# What is asked
Of the lines in the listing, how many include the string "Entity"? Write the number and nothing else.

# Records provided
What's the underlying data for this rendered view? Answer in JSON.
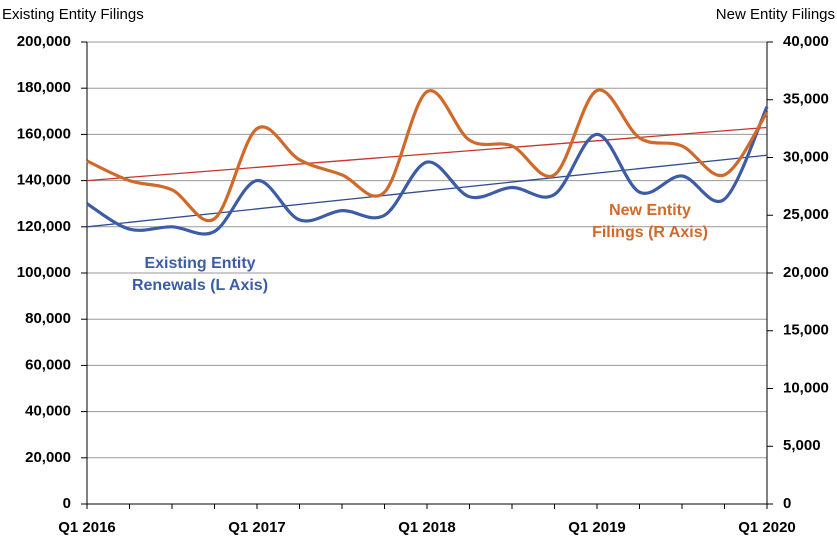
{
  "chart_data": {
    "type": "line",
    "y_axis_label": "Existing Entity Filings",
    "y2_axis_label": "New Entity Filings",
    "categories": [
      "Q1 2016",
      null,
      null,
      null,
      "Q1 2017",
      null,
      null,
      null,
      "Q1 2018",
      null,
      null,
      null,
      "Q1 2019",
      null,
      null,
      null,
      "Q1 2020"
    ],
    "series": [
      {
        "color": "#3d5ca6",
        "axis": "y",
        "values": [
          130000,
          119000,
          120000,
          118000,
          140000,
          123000,
          127000,
          125000,
          148000,
          133000,
          137000,
          134000,
          160000,
          135000,
          142000,
          132000,
          172000
        ]
      },
      {
        "color": "#d0692a",
        "axis": "y2",
        "values": [
          29700,
          28000,
          27200,
          24700,
          32500,
          29800,
          28500,
          27000,
          35700,
          31500,
          31000,
          28500,
          35800,
          31700,
          31000,
          28500,
          33900
        ]
      }
    ],
    "trendlines": [
      {
        "color": "#2f4c8f",
        "axis": "y",
        "values": [
          120000,
          151000
        ]
      },
      {
        "color": "#c8352a",
        "axis": "y2",
        "values": [
          28000,
          32600
        ]
      }
    ],
    "annotations": [
      {
        "lines": [
          "Existing Entity",
          "Renewals (L Axis)"
        ],
        "color": "#3d5ca6"
      },
      {
        "lines": [
          "New Entity",
          "Filings (R Axis)"
        ],
        "color": "#d0692a"
      }
    ],
    "ylim": [
      0,
      200000
    ],
    "yticks": [
      0,
      {
        "value": 20000,
        "label": "20,000"
      },
      {
        "value": 40000,
        "label": "40,000"
      },
      {
        "value": 60000,
        "label": "60,000"
      },
      {
        "value": 80000,
        "label": "80,000"
      },
      {
        "value": 100000,
        "label": "100,000"
      },
      {
        "value": 120000,
        "label": "120,000"
      },
      {
        "value": 140000,
        "label": "140,000"
      },
      {
        "value": 160000,
        "label": "160,000"
      },
      {
        "value": 180000,
        "label": "180,000"
      },
      {
        "value": 200000,
        "label": "200,000"
      }
    ],
    "y2lim": [
      0,
      40000
    ],
    "y2ticks": [
      0,
      {
        "value": 5000,
        "label": "5,000"
      },
      {
        "value": 10000,
        "label": "10,000"
      },
      {
        "value": 15000,
        "label": "15,000"
      },
      {
        "value": 20000,
        "label": "20,000"
      },
      {
        "value": 25000,
        "label": "25,000"
      },
      {
        "value": 30000,
        "label": "30,000"
      },
      {
        "value": 35000,
        "label": "35,000"
      },
      {
        "value": 40000,
        "label": "40,000"
      }
    ],
    "grid": true
  }
}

# Finished exercise
4